PROVIDED DATA
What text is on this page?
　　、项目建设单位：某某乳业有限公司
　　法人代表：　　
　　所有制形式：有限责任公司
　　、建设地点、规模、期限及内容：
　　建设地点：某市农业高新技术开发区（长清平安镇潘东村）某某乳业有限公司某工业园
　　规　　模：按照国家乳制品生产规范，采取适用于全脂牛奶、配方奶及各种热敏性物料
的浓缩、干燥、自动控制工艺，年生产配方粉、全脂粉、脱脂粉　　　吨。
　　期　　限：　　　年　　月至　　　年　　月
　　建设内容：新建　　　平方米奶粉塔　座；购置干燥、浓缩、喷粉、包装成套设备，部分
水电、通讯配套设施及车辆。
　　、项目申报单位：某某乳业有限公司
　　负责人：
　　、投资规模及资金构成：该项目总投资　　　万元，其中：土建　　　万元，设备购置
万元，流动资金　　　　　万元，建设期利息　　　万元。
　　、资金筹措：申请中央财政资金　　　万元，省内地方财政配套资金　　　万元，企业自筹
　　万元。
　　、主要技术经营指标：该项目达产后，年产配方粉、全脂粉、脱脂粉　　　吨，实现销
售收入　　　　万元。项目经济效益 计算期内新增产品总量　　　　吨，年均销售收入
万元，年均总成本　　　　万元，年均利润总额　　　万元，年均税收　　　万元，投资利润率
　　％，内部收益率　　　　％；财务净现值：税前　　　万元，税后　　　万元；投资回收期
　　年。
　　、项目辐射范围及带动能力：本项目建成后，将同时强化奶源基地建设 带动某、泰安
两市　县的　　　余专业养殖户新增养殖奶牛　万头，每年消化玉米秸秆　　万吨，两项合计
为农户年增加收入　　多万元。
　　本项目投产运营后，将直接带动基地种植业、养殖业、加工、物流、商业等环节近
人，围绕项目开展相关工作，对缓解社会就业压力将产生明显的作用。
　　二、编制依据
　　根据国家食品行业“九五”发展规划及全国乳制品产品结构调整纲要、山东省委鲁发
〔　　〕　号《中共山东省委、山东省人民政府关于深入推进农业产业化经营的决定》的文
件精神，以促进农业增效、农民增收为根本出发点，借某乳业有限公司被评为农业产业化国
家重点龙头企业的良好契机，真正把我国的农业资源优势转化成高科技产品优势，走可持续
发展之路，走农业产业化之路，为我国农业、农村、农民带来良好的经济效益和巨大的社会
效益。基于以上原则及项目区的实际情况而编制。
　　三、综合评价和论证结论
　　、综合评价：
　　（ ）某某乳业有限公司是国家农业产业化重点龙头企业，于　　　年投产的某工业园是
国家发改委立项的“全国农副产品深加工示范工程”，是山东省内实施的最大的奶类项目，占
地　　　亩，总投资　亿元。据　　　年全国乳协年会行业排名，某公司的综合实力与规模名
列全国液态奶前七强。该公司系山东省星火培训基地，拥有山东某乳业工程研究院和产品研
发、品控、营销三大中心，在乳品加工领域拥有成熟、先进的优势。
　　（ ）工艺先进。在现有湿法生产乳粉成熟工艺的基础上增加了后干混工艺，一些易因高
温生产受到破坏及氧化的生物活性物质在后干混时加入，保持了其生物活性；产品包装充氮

REQUIREMENT
Transcribe the whole listing with nothing added or left out.

FULL RESPONSE
What text is on this page?
　　、项目建设单位：某某乳业有限公司
　　法人代表：　　
　　所有制形式：有限责任公司
　　、建设地点、规模、期限及内容：
　　建设地点：某市农业高新技术开发区（长清平安镇潘东村）某某乳业有限公司某工业园
　　规　　模：按照国家乳制品生产规范，采取适用于全脂牛奶、配方奶及各种热敏性物料
的浓缩、干燥、自动控制工艺，年生产配方粉、全脂粉、脱脂粉　　　吨。
　　期　　限：　　　年　　月至　　　年　　月
　　建设内容：新建　　　平方米奶粉塔　座；购置干燥、浓缩、喷粉、包装成套设备，部分
水电、通讯配套设施及车辆。
　　、项目申报单位：某某乳业有限公司
　　负责人：
　　、投资规模及资金构成：该项目总投资　　　万元，其中：土建　　　万元，设备购置
万元，流动资金　　　　　万元，建设期利息　　　万元。
　　、资金筹措：申请中央财政资金　　　万元，省内地方财政配套资金　　　万元，企业自筹
　　万元。
　　、主要技术经营指标：该项目达产后，年产配方粉、全脂粉、脱脂粉　　　吨，实现销
售收入　　　　万元。项目经济效益 计算期内新增产品总量　　　　吨，年均销售收入
万元，年均总成本　　　　万元，年均利润总额　　　万元，年均税收　　　万元，投资利润率
　　％，内部收益率　　　　％；财务净现值：税前　　　万元，税后　　　万元；投资回收期
　　年。
　　、项目辐射范围及带动能力：本项目建成后，将同时强化奶源基地建设 带动某、泰安
两市　县的　　　余专业养殖户新增养殖奶牛　万头，每年消化玉米秸秆　　万吨，两项合计
为农户年增加收入　　多万元。
　　本项目投产运营后，将直接带动基地种植业、养殖业、加工、物流、商业等环节近
人，围绕项目开展相关工作，对缓解社会就业压力将产生明显的作用。
　　二、编制依据
　　根据国家食品行业“九五”发展规划及全国乳制品产品结构调整纲要、山东省委鲁发
〔　　〕　号《中共山东省委、山东省人民政府关于深入推进农业产业化经营的决定》的文
件精神，以促进农业增效、农民增收为根本出发点，借某乳业有限公司被评为农业产业化国
家重点龙头企业的良好契机，真正把我国的农业资源优势转化成高科技产品优势，走可持续
发展之路，走农业产业化之路，为我国农业、农村、农民带来良好的经济效益和巨大的社会
效益。基于以上原则及项目区的实际情况而编制。
　　三、综合评价和论证结论
　　、综合评价：
　　（ ）某某乳业有限公司是国家农业产业化重点龙头企业，于　　　年投产的某工业园是
国家发改委立项的“全国农副产品深加工示范工程”，是山东省内实施的最大的奶类项目，占
地　　　亩，总投资　亿元。据　　　年全国乳协年会行业排名，某公司的综合实力与规模名
列全国液态奶前七强。该公司系山东省星火培训基地，拥有山东某乳业工程研究院和产品研
发、品控、营销三大中心，在乳品加工领域拥有成熟、先进的优势。
　　（ ）工艺先进。在现有湿法生产乳粉成熟工艺的基础上增加了后干混工艺，一些易因高
温生产受到破坏及氧化的生物活性物质在后干混时加入，保持了其生物活性；产品包装充氮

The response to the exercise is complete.